** start **

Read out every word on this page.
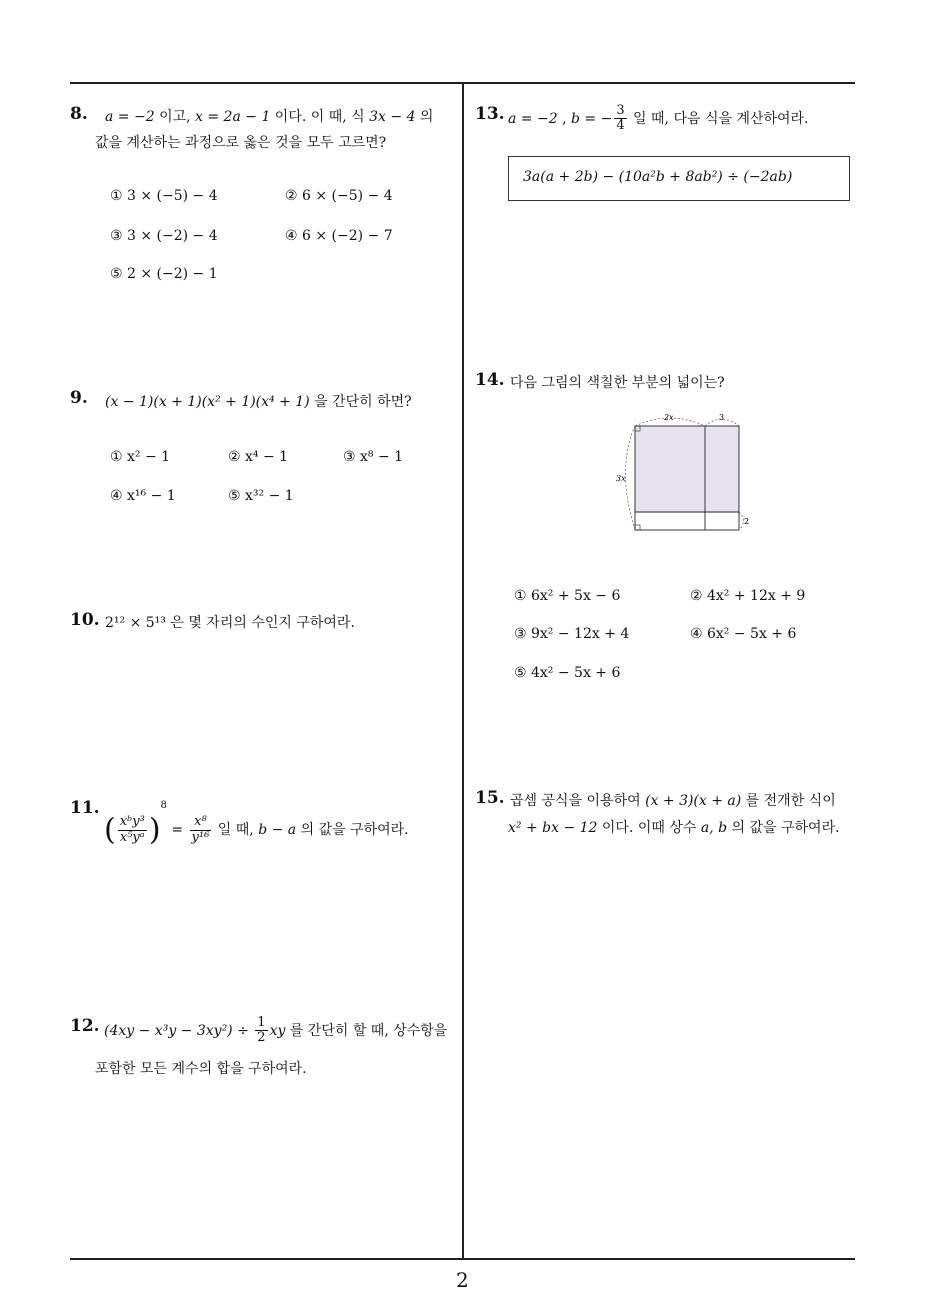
2
8. a = −2 이고, x = 2a − 1 이다. 이 때, 식 3x − 4 의
값을 계산하는 과정으로 옳은 것을 모두 고르면?
① 3 × (−5) − 4	② 6 × (−5) − 4
③ 3 × (−2) − 4	④ 6 × (−2) − 7
⑤ 2 × (−2) − 1
9. (x − 1)(x + 1)(x² + 1)(x⁴ + 1) 을 간단히 하면?
① x² − 1	② x⁴ − 1	③ x⁸ − 1
④ x¹⁶ − 1	⑤ x³² − 1
10. 2¹² × 5¹³ 은 몇 자리의 수인지 구하여라.
11.
( $\frac{\text{xᵇy³}}{\text{x⁵yᵃ}} )^8 = \frac{\text{x⁸}}{\text{y¹⁶}}$ 일 때, b − a 의 값을 구하여라.
12. $(4xy - x^3y - 3xy^2) \div \frac{1}{2}$ xy 를 간단히 할 때, 상수항을
포함한 모든 계수의 합을 구하여라.
13. a = −2 , b = − $\frac{3}{4}$ 일 때, 다음 식을 계산하여라.
3a(a + 2b) − (10a²b + 8ab²) ÷ (−2ab)
14. 다음 그림의 색칠한 부분의 넓이는?
2x	3
3x
2
① 6x² + 5x − 6	② 4x² + 12x + 9
③ 9x² − 12x + 4	④ 6x² − 5x + 6
⑤ 4x² − 5x + 6
15. 곱셈 공식을 이용하여 (x + 3)(x + a) 를 전개한 식이
x² + bx − 12 이다. 이때 상수 a, b 의 값을 구하여라.
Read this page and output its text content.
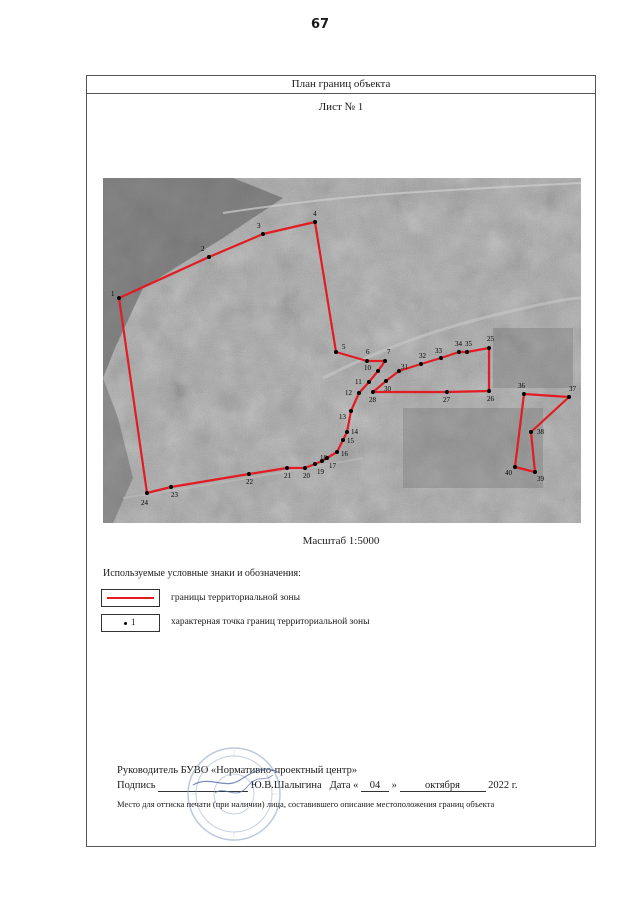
67
План границ объекта
Лист № 1
1
2
3
4
5
6	7
10
11
12
13
14
15
16
17
18
19
20
21
22
23
24
25
26
27
28
30
31
32
33
34 35
36	37
38
39
40
Масштаб 1:5000
Используемые условные знаки и обозначения:
границы территориальной зоны
1	характерная точка границ территориальной зоны
Руководитель БУВО «Нормативно-проектный центр»
Подпись	Ю.В.Шалыгина Дата « 04 »	октября	2022 г.
Место для оттиска печати (при наличии) лица, составившего описание местоположения границ объекта
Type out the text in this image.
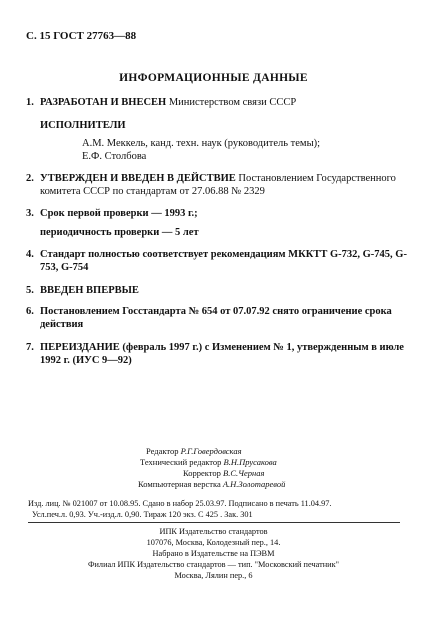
С. 15 ГОСТ 27763—88
ИНФОРМАЦИОННЫЕ ДАННЫЕ
1. РАЗРАБОТАН И ВНЕСЕН Министерством связи СССР
ИСПОЛНИТЕЛИ
А.М. Меккель, канд. техн. наук (руководитель темы);
Е.Ф. Столбова
2. УТВЕРЖДЕН И ВВЕДЕН В ДЕЙСТВИЕ Постановлением Государственного комитета СССР по стандартам от 27.06.88 № 2329
3. Срок первой проверки — 1993 г.;
периодичность проверки — 5 лет
4. Стандарт полностью соответствует рекомендациям МККТТ G-732, G-745, G-753, G-754
5. ВВЕДЕН ВПЕРВЫЕ
6. Постановлением Госстандарта № 654 от 07.07.92 снято ограничение срока действия
7. ПЕРЕИЗДАНИЕ (февраль 1997 г.) с Изменением № 1, утвержденным в июле 1992 г. (ИУС 9—92)
Редактор Р.Г.Говердовская
Технический редактор В.Н.Прусакова
Корректор В.С.Черная
Компьютерная верстка А.Н.Золотаревой
Изд. лиц. № 021007 от 10.08.95. Сдано в набор 25.03.97. Подписано в печать 11.04.97.
Усл.печ.л. 0,93. Уч.-изд.л. 0,90. Тираж 120 экз. С 425 . Зак. 301
ИПК Издательство стандартов
107076, Москва, Колодезный пер., 14.
Набрано в Издательстве на ПЭВМ
Филиал ИПК Издательство стандартов — тип. "Московский печатник"
Москва, Лялин пер., 6
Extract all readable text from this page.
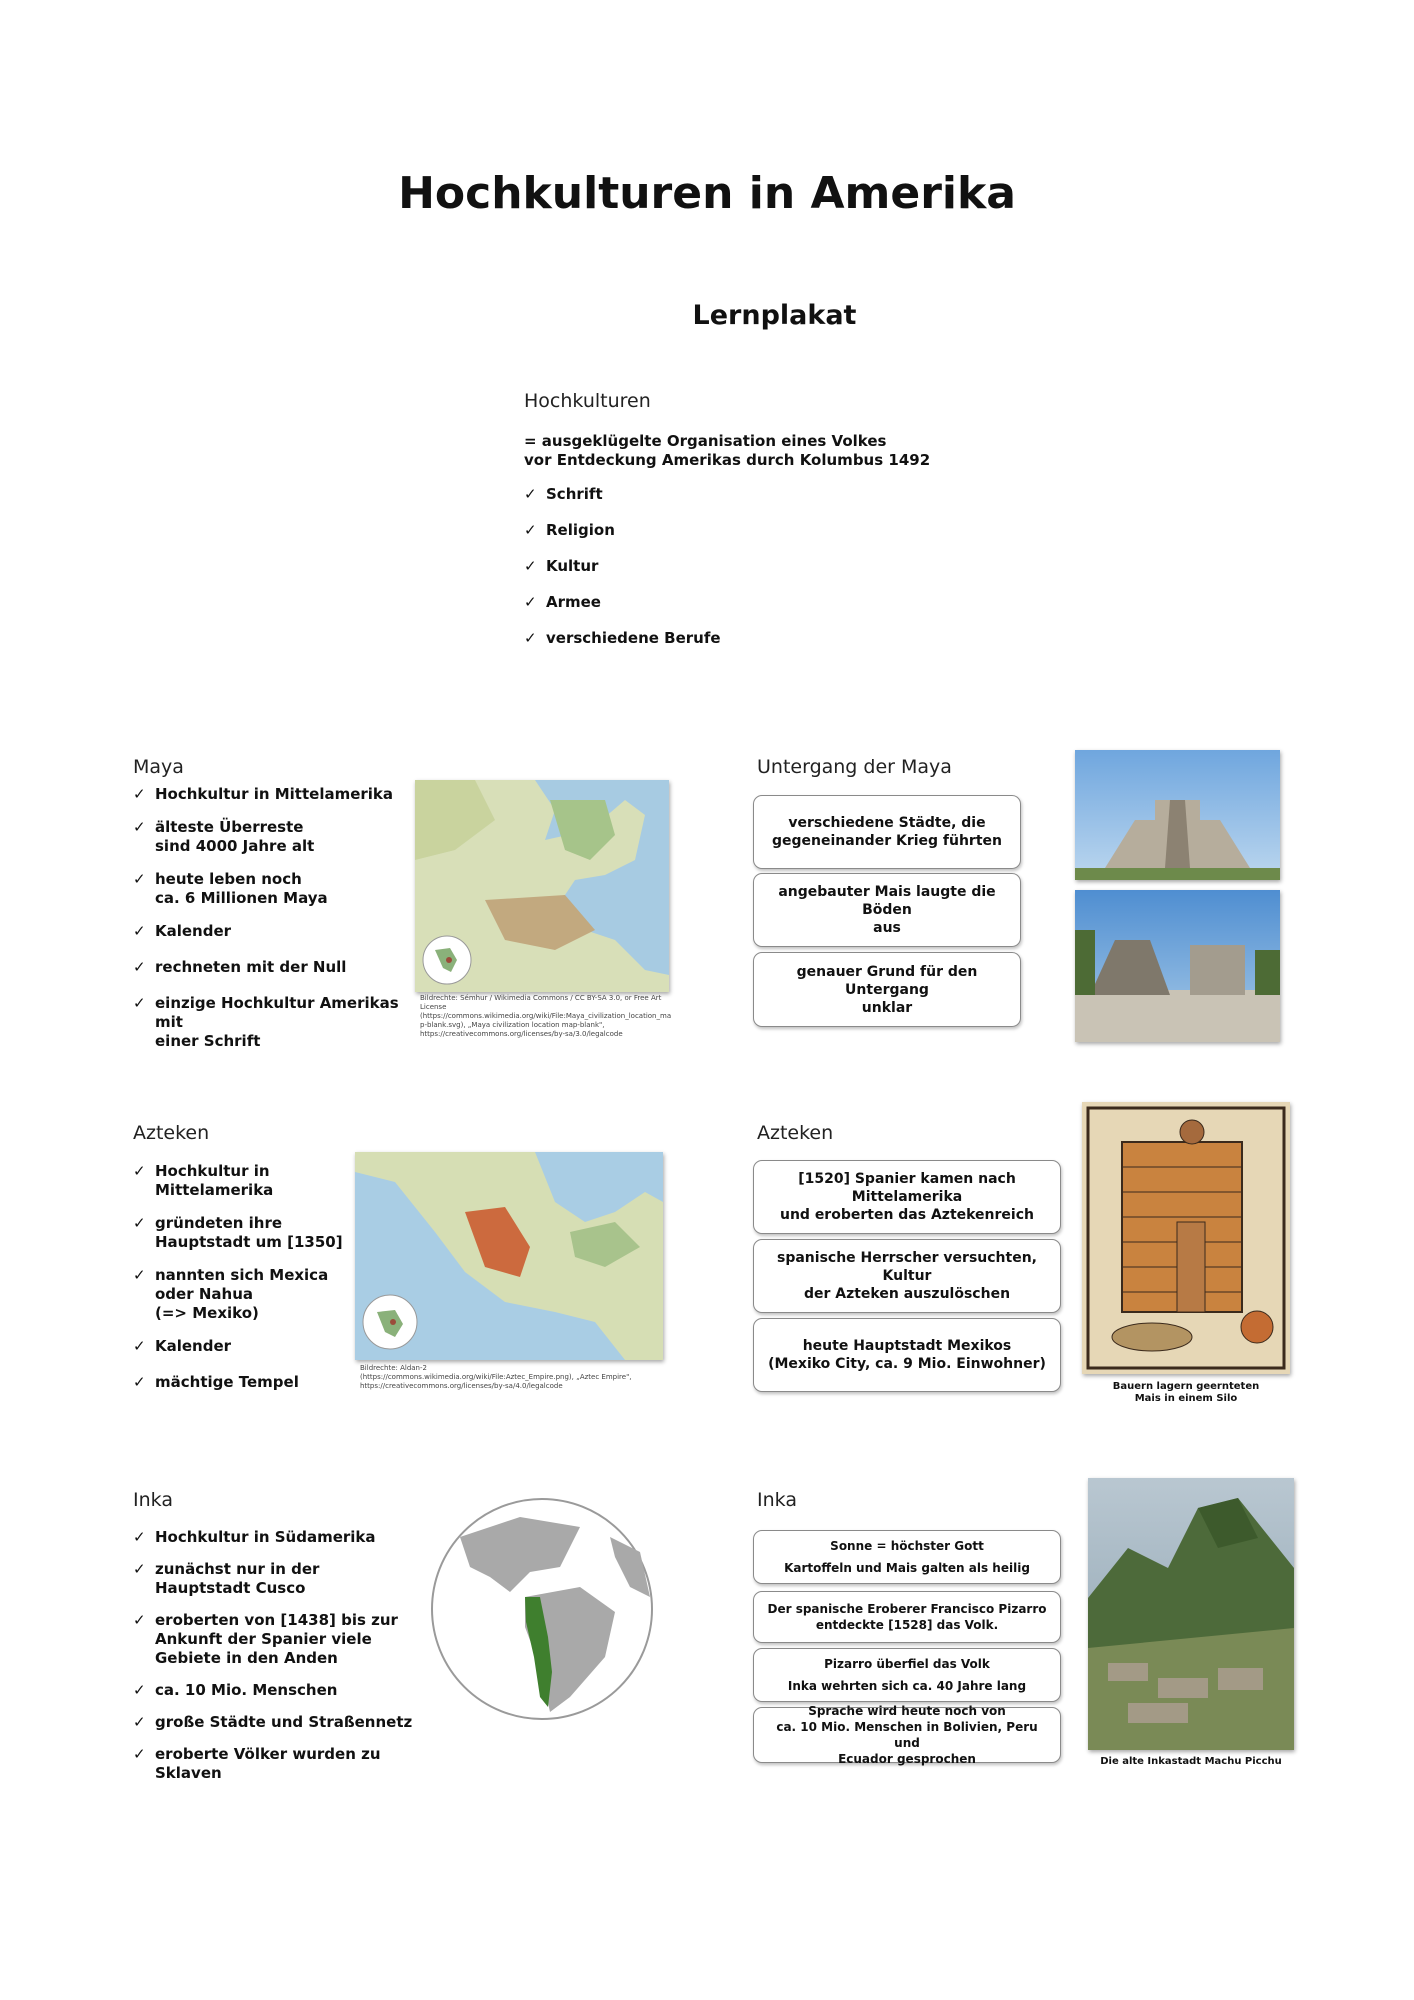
Hochkulturen in Amerika
Lernplakat
Hochkulturen
= ausgeklügelte Organisation eines Volkes
vor Entdeckung Amerikas durch Kolumbus 1492
✓ Schrift
✓ Religion
✓ Kultur
✓ Armee
✓ verschiedene Berufe
Maya
✓ Hochkultur in Mittelamerika
✓ älteste Überreste
sind 4000 Jahre alt
✓ heute leben noch
ca. 6 Millionen Maya
✓ Kalender
✓ rechneten mit der Null
✓ einzige Hochkultur Amerikas mit
einer Schrift
Bildrechte: Sémhur / Wikimedia Commons / CC BY-SA 3.0, or Free Art
License (https://commons.wikimedia.org/wiki/File:Maya_civilization_location_ma
p-blank.svg), „Maya civilization location map-blank",
https://creativecommons.org/licenses/by-sa/3.0/legalcode
Untergang der Maya
verschiedene Städte, die
gegeneinander Krieg führten
angebauter Mais laugte die Böden
aus
genauer Grund für den Untergang
unklar
Azteken
✓ Hochkultur in
Mittelamerika
✓ gründeten ihre
Hauptstadt um [1350]
✓ nannten sich Mexica
oder Nahua
(=> Mexiko)
✓ Kalender
✓ mächtige Tempel
Bildrechte: Aldan-2
(https://commons.wikimedia.org/wiki/File:Aztec_Empire.png), „Aztec Empire",
https://creativecommons.org/licenses/by-sa/4.0/legalcode
Azteken
[1520] Spanier kamen nach Mittelamerika
und eroberten das Aztekenreich
spanische Herrscher versuchten, Kultur
der Azteken auszulöschen
heute Hauptstadt Mexikos
(Mexiko City, ca. 9 Mio. Einwohner)
Bauern lagern geernteten
Mais in einem Silo
Inka
✓ Hochkultur in Südamerika
✓ zunächst nur in der
Hauptstadt Cusco
✓ eroberten von [1438] bis zur
Ankunft der Spanier viele
Gebiete in den Anden
✓ ca. 10 Mio. Menschen
✓ große Städte und Straßennetz
✓ eroberte Völker wurden zu Sklaven
Inka
Sonne = höchster Gott
Kartoffeln und Mais galten als heilig
Der spanische Eroberer Francisco Pizarro
entdeckte [1528] das Volk.
Pizarro überfiel das Volk
Inka wehrten sich ca. 40 Jahre lang
Sprache wird heute noch von
ca. 10 Mio. Menschen in Bolivien, Peru und
Ecuador gesprochen	Die alte Inkastadt Machu Picchu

** end **

> **What needs to be done**: Make a verbatim copy of all the entries and strip out the pictures.

> **Written answer**:
Read out every word on this page.
2
8. a = −2 이고, x = 2a − 1 이다. 이 때, 식 3x − 4 의
값을 계산하는 과정으로 옳은 것을 모두 고르면?
① 3 × (−5) − 4	② 6 × (−5) − 4
③ 3 × (−2) − 4	④ 6 × (−2) − 7
⑤ 2 × (−2) − 1
9. (x − 1)(x + 1)(x² + 1)(x⁴ + 1) 을 간단히 하면?
① x² − 1	② x⁴ − 1	③ x⁸ − 1
④ x¹⁶ − 1	⑤ x³² − 1
10. 2¹² × 5¹³ 은 몇 자리의 수인지 구하여라.
11.
( $\frac{\text{xᵇy³}}{\text{x⁵yᵃ}} )^8 = \frac{\text{x⁸}}{\text{y¹⁶}}$ 일 때, b − a 의 값을 구하여라.
12. $(4xy - x^3y - 3xy^2) \div \frac{1}{2}$ xy 를 간단히 할 때, 상수항을
포함한 모든 계수의 합을 구하여라.
13. a = −2 , b = − $\frac{3}{4}$ 일 때, 다음 식을 계산하여라.
3a(a + 2b) − (10a²b + 8ab²) ÷ (−2ab)
14. 다음 그림의 색칠한 부분의 넓이는?
2x	3
3x
2
① 6x² + 5x − 6	② 4x² + 12x + 9
③ 9x² − 12x + 4	④ 6x² − 5x + 6
⑤ 4x² − 5x + 6
15. 곱셈 공식을 이용하여 (x + 3)(x + a) 를 전개한 식이
x² + bx − 12 이다. 이때 상수 a, b 의 값을 구하여라.
Read this page and output its text content.
67
План границ объекта
Лист № 1
1
2
3
4
5
6	7
10
11
12
13
14
15
16
17
18
19
20
21
22
23
24
25
26
27
28
30
31
32
33
34 35
36	37
38
39
40
Масштаб 1:5000
Используемые условные знаки и обозначения:
границы территориальной зоны
1	характерная точка границ территориальной зоны
Руководитель БУВО «Нормативно-проектный центр»
Подпись	Ю.В.Шалыгина Дата « 04 »	октября	2022 г.
Место для оттиска печати (при наличии) лица, составившего описание местоположения границ объекта
Type out the text in this image.
С. 15 ГОСТ 27763—88
ИНФОРМАЦИОННЫЕ ДАННЫЕ
1. РАЗРАБОТАН И ВНЕСЕН Министерством связи СССР
ИСПОЛНИТЕЛИ
А.М. Меккель, канд. техн. наук (руководитель темы);
Е.Ф. Столбова
2. УТВЕРЖДЕН И ВВЕДЕН В ДЕЙСТВИЕ Постановлением Государственного комитета СССР по стандартам от 27.06.88 № 2329
3. Срок первой проверки — 1993 г.;
периодичность проверки — 5 лет
4. Стандарт полностью соответствует рекомендациям МККТТ G-732, G-745, G-753, G-754
5. ВВЕДЕН ВПЕРВЫЕ
6. Постановлением Госстандарта № 654 от 07.07.92 снято ограничение срока действия
7. ПЕРЕИЗДАНИЕ (февраль 1997 г.) с Изменением № 1, утвержденным в июле 1992 г. (ИУС 9—92)
Редактор Р.Г.Говердовская
Технический редактор В.Н.Прусакова
Корректор В.С.Черная
Компьютерная верстка А.Н.Золотаревой
Изд. лиц. № 021007 от 10.08.95. Сдано в набор 25.03.97. Подписано в печать 11.04.97.
Усл.печ.л. 0,93. Уч.-изд.л. 0,90. Тираж 120 экз. С 425 . Зак. 301
ИПК Издательство стандартов
107076, Москва, Колодезный пер., 14.
Набрано в Издательстве на ПЭВМ
Филиал ИПК Издательство стандартов — тип. "Московский печатник"
Москва, Лялин пер., 6
Extract all readable text from this page.
Hochkulturen in Amerika
Lernplakat
Hochkulturen
= ausgeklügelte Organisation eines Volkes
vor Entdeckung Amerikas durch Kolumbus 1492
✓ Schrift
✓ Religion
✓ Kultur
✓ Armee
✓ verschiedene Berufe
Maya
✓ Hochkultur in Mittelamerika
✓ älteste Überreste
sind 4000 Jahre alt
✓ heute leben noch
ca. 6 Millionen Maya
✓ Kalender
✓ rechneten mit der Null
✓ einzige Hochkultur Amerikas mit
einer Schrift
Bildrechte: Sémhur / Wikimedia Commons / CC BY-SA 3.0, or Free Art
License (https://commons.wikimedia.org/wiki/File:Maya_civilization_location_ma
p-blank.svg), „Maya civilization location map-blank",
https://creativecommons.org/licenses/by-sa/3.0/legalcode
Untergang der Maya
verschiedene Städte, die
gegeneinander Krieg führten
angebauter Mais laugte die Böden
aus
genauer Grund für den Untergang
unklar
Azteken
✓ Hochkultur in
Mittelamerika
✓ gründeten ihre
Hauptstadt um [1350]
✓ nannten sich Mexica
oder Nahua
(=> Mexiko)
✓ Kalender
✓ mächtige Tempel
Bildrechte: Aldan-2
(https://commons.wikimedia.org/wiki/File:Aztec_Empire.png), „Aztec Empire",
https://creativecommons.org/licenses/by-sa/4.0/legalcode
Azteken
[1520] Spanier kamen nach Mittelamerika
und eroberten das Aztekenreich
spanische Herrscher versuchten, Kultur
der Azteken auszulöschen
heute Hauptstadt Mexikos
(Mexiko City, ca. 9 Mio. Einwohner)
Bauern lagern geernteten
Mais in einem Silo
Inka
✓ Hochkultur in Südamerika
✓ zunächst nur in der
Hauptstadt Cusco
✓ eroberten von [1438] bis zur
Ankunft der Spanier viele
Gebiete in den Anden
✓ ca. 10 Mio. Menschen
✓ große Städte und Straßennetz
✓ eroberte Völker wurden zu Sklaven
Inka
Sonne = höchster Gott
Kartoffeln und Mais galten als heilig
Der spanische Eroberer Francisco Pizarro
entdeckte [1528] das Volk.
Pizarro überfiel das Volk
Inka wehrten sich ca. 40 Jahre lang
Sprache wird heute noch von
ca. 10 Mio. Menschen in Bolivien, Peru und
Ecuador gesprochen	Die alte Inkastadt Machu Picchu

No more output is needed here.